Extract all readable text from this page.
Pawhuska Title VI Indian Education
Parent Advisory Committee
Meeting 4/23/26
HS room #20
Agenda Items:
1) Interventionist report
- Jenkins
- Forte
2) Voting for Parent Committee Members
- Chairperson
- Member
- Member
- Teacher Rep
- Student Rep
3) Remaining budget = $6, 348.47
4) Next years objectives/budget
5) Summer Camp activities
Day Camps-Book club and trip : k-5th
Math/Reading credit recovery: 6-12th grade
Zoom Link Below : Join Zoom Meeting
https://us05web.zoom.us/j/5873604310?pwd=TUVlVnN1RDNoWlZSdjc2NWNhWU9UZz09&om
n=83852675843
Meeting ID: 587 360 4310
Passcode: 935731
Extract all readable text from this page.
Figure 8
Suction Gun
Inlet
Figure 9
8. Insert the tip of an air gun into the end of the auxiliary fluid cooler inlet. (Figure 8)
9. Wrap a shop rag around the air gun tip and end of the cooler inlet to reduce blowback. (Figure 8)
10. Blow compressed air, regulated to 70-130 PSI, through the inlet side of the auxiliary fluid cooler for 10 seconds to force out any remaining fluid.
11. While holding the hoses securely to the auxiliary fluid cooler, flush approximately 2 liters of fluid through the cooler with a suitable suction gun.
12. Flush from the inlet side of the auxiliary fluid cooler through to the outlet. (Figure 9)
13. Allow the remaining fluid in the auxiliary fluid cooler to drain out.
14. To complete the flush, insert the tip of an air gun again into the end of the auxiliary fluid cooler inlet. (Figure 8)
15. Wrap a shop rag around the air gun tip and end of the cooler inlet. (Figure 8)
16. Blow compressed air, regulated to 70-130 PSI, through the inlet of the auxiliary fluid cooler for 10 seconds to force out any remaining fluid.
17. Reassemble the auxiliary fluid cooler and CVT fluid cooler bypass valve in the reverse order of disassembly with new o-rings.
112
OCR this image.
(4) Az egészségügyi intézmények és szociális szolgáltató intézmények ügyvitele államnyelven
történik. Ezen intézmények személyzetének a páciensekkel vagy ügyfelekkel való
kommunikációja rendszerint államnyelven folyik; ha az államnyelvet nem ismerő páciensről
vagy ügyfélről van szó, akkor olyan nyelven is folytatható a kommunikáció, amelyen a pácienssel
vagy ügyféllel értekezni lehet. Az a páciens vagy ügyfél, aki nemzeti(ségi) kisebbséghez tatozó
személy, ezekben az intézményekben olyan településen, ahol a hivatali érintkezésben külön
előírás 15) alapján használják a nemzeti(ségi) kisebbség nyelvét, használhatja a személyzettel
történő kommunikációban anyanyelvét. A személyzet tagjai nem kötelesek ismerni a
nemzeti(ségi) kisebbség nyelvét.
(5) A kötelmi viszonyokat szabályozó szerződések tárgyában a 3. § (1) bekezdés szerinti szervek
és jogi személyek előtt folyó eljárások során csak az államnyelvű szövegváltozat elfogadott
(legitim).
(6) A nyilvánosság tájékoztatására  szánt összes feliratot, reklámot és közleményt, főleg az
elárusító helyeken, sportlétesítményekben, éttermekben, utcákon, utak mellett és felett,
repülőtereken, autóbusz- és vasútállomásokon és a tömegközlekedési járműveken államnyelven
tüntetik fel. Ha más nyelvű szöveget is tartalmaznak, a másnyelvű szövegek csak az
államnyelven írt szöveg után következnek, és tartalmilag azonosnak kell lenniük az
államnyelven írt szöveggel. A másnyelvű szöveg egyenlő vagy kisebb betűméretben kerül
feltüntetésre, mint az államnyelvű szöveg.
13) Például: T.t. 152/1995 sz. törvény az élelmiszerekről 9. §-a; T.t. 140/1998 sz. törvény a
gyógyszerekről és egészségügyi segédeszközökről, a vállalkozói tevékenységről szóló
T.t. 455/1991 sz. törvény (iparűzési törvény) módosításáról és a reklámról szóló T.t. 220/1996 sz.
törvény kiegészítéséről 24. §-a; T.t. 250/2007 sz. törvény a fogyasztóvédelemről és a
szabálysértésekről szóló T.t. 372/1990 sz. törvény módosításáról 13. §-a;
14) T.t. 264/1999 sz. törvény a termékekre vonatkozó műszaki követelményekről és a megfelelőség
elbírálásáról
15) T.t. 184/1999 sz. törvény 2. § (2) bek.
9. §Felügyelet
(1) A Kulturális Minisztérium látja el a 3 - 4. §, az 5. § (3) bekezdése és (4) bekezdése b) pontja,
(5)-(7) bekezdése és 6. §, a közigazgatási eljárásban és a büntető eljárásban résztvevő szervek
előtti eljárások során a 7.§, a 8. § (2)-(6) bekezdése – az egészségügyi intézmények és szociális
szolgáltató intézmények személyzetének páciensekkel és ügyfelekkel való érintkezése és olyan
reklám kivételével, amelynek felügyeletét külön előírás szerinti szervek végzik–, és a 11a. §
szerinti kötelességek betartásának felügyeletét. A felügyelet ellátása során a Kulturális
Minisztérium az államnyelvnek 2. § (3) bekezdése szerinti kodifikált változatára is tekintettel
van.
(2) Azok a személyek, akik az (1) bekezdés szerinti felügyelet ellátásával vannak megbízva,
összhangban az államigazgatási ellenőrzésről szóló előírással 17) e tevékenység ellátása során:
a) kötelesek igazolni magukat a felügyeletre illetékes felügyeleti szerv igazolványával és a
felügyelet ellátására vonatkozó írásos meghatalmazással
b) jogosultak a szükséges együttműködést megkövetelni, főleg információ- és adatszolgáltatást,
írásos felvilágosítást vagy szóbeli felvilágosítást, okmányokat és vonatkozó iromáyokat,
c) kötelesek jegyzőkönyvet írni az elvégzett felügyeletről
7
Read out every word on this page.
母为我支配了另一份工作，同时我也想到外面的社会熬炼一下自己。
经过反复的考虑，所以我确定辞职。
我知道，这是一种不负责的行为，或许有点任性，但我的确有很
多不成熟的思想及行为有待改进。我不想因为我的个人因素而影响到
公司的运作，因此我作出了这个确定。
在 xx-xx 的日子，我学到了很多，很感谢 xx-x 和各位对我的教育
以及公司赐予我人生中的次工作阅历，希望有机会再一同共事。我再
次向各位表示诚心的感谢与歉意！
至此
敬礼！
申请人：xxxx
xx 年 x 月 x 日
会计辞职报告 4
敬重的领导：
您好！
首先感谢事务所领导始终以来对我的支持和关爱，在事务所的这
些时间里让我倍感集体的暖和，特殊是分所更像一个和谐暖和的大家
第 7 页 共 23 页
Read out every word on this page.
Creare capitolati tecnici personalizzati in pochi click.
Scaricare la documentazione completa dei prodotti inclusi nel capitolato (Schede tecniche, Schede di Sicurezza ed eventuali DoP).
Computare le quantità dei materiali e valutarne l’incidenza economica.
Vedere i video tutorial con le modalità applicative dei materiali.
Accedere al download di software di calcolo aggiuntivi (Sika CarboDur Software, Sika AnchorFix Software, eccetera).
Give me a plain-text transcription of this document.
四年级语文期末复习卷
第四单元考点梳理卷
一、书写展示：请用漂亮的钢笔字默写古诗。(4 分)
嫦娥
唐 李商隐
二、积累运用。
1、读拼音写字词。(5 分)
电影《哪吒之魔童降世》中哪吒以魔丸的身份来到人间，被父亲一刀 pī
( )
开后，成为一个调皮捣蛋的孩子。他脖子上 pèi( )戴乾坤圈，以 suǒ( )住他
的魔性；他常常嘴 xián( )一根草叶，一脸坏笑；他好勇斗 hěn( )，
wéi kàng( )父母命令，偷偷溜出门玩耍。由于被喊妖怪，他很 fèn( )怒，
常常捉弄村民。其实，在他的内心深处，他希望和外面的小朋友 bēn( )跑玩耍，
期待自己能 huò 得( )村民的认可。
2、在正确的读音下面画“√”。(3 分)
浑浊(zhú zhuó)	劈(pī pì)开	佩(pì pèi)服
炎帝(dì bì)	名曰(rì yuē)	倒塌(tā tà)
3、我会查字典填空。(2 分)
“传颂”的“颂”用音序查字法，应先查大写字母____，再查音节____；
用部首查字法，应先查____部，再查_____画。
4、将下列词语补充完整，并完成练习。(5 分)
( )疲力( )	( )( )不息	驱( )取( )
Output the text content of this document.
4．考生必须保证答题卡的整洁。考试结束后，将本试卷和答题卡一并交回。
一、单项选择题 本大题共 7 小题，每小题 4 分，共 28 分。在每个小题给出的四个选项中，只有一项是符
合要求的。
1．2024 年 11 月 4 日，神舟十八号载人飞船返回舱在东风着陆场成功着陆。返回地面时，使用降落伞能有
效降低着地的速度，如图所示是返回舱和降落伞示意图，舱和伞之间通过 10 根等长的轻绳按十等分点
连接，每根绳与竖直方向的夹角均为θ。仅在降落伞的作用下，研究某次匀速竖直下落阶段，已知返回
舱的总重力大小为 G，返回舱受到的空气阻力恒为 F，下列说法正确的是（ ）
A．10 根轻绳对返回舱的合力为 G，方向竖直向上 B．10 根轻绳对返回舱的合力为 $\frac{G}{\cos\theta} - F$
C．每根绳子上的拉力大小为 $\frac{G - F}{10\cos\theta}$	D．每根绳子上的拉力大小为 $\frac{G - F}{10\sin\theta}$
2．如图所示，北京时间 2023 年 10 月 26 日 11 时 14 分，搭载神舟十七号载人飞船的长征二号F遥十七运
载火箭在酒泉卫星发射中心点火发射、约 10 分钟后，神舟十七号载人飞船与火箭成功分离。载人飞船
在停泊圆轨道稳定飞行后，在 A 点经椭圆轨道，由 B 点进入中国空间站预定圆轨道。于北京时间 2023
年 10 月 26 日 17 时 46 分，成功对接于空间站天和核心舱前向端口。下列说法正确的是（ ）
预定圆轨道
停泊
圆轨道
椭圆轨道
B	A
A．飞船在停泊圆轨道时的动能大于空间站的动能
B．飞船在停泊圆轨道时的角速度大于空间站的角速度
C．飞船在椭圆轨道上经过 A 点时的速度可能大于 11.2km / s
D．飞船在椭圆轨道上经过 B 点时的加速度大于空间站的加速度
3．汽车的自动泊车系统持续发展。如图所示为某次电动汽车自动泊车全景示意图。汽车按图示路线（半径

---

● Aim: Which lines contain "text"? Copy each of them out.

● Result:
Extract all readable text from this page.
Extract all readable text from this page.
Give me a plain-text transcription of this document.
Output the text content of this document.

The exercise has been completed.